● **Problem**
Copy all lines that contain the word "normal".

Collected data entries:
- - - -
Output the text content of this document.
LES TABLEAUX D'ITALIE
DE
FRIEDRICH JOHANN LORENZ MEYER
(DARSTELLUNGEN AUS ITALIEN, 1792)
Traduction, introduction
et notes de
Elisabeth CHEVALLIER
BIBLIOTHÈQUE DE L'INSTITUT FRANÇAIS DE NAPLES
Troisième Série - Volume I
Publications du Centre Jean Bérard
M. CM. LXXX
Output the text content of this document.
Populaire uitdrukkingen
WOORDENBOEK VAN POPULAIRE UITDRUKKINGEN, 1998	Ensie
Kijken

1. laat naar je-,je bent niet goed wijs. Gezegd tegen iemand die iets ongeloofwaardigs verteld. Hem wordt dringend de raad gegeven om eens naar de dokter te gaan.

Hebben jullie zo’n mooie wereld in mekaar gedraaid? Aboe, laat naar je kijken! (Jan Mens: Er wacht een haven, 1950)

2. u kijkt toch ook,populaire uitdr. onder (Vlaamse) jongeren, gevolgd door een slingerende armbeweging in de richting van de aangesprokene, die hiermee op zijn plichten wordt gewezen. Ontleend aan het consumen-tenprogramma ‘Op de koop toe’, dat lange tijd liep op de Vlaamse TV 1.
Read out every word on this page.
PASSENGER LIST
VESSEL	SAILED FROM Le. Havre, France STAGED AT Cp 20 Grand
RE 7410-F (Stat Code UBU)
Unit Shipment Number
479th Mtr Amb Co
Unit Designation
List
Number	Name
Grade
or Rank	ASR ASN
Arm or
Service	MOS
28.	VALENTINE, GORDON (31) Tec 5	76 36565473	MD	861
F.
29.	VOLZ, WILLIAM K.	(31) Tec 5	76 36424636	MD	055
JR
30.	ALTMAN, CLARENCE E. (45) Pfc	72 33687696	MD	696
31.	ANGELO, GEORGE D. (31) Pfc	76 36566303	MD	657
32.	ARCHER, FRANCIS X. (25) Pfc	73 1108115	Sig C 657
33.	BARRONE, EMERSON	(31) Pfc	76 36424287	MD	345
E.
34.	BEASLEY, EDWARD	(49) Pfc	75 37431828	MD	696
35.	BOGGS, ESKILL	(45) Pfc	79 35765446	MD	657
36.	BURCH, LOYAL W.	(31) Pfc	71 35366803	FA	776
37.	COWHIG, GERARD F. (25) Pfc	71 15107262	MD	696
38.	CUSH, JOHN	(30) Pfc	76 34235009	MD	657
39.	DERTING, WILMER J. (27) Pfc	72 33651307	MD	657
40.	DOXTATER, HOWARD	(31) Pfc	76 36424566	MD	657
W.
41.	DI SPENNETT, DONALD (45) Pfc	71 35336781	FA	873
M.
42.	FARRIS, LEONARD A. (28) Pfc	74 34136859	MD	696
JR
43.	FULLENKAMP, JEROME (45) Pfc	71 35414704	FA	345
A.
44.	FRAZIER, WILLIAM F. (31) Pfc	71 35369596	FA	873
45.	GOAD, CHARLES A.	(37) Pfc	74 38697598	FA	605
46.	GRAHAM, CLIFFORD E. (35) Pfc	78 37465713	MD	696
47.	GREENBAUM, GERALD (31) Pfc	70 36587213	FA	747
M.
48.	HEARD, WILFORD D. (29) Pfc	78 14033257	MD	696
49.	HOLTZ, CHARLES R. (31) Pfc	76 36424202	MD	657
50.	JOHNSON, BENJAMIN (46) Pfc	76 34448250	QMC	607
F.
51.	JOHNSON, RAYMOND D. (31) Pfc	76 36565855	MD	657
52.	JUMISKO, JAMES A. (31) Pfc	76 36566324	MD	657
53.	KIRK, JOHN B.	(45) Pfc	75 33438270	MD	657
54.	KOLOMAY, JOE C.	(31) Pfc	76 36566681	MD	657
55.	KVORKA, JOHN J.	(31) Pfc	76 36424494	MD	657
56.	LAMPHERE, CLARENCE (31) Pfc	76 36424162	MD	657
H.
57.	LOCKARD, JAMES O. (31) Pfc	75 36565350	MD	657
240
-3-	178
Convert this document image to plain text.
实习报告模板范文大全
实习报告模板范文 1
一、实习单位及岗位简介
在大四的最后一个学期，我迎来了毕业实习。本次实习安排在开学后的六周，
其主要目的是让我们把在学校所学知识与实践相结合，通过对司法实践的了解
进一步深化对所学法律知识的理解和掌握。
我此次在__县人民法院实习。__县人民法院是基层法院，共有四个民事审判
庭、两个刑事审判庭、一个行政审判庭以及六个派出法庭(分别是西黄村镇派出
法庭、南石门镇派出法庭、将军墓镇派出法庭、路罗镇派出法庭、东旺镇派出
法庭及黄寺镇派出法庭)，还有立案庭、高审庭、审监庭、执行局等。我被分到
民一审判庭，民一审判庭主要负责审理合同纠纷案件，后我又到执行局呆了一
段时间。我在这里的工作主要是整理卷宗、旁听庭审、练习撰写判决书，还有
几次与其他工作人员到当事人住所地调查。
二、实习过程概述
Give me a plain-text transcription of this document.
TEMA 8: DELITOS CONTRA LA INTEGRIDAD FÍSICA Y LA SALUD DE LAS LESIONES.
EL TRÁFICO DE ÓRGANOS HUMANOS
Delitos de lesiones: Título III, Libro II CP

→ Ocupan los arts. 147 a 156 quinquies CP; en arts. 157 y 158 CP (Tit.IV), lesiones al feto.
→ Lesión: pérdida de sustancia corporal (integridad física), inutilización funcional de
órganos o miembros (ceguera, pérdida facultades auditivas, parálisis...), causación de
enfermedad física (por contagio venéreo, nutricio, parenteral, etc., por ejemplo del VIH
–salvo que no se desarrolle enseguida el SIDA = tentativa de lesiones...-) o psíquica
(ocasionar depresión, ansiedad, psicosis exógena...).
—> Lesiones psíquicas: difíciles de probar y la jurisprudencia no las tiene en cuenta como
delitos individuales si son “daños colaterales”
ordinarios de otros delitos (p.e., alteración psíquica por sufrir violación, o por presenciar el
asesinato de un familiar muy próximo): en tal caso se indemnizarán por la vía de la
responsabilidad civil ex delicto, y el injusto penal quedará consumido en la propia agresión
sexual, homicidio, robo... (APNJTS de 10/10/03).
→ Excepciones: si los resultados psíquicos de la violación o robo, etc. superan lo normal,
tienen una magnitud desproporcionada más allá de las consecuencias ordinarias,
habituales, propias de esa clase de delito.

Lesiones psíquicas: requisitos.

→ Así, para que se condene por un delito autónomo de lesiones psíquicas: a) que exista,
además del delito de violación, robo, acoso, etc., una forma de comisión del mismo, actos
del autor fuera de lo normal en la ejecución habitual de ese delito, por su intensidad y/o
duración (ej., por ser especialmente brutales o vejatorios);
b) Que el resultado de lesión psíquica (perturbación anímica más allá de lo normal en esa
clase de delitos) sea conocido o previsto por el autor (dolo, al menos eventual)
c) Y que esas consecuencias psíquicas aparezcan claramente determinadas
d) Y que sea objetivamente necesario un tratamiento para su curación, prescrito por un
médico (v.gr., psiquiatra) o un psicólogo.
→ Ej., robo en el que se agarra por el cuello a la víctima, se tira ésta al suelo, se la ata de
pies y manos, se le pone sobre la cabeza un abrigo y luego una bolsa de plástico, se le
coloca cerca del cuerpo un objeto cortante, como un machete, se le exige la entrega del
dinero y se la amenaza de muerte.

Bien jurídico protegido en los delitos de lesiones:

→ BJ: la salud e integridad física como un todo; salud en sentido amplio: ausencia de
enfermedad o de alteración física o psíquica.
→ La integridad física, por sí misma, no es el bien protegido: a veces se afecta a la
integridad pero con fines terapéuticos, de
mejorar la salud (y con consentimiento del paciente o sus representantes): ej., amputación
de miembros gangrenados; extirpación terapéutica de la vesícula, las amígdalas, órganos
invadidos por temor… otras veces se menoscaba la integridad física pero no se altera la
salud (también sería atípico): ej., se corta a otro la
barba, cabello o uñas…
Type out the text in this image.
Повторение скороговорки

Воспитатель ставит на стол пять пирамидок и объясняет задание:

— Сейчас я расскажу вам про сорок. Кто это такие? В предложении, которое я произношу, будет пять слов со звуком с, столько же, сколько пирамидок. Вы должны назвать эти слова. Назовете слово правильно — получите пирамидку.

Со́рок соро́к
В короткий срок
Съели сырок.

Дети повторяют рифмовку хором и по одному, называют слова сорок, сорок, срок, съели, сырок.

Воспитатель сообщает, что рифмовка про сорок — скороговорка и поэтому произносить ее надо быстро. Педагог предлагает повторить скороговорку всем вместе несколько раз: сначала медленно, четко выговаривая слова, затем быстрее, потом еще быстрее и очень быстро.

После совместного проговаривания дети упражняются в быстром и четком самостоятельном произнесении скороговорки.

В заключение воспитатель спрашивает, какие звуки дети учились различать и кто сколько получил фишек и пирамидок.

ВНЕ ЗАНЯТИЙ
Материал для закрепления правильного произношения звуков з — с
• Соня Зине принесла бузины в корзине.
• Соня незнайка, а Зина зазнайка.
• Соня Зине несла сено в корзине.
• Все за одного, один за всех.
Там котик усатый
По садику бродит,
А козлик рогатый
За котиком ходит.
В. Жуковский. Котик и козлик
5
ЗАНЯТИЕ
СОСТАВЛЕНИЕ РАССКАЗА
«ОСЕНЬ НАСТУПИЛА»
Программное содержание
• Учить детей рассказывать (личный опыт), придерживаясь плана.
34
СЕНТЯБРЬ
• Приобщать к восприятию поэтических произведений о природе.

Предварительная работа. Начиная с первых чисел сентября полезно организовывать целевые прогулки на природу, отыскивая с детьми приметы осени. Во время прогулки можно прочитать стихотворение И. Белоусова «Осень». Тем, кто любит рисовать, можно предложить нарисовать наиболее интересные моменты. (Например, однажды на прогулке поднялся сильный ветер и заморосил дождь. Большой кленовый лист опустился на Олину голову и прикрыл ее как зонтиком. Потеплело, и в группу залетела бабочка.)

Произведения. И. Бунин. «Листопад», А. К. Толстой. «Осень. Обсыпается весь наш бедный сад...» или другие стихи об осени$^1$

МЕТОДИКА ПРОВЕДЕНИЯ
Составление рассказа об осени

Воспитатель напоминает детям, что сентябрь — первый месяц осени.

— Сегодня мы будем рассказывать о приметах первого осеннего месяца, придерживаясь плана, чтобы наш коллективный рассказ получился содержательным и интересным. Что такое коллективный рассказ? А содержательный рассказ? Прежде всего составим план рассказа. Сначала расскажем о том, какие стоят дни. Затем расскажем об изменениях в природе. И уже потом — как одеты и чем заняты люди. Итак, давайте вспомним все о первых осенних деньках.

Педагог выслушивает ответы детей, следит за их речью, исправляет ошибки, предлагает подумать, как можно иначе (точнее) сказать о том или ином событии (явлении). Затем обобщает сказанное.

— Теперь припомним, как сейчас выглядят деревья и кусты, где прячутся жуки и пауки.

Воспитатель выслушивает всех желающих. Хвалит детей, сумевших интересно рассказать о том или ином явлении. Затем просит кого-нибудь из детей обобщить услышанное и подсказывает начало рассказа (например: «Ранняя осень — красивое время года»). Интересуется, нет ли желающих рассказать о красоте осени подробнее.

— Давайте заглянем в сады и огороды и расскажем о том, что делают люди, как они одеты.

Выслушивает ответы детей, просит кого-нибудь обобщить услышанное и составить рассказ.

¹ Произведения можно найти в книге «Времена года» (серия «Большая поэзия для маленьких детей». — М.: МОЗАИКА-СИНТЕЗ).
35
- - - -
● **Worked solution**
→ Excepciones: si los resultados psíquicos de la violación o robo, etc. superan lo normal,
del autor fuera de lo normal en la ejecución habitual de ese delito, por su intensidad y/o
b) Que el resultado de lesión psíquica (perturbación anímica más allá de lo normal en esa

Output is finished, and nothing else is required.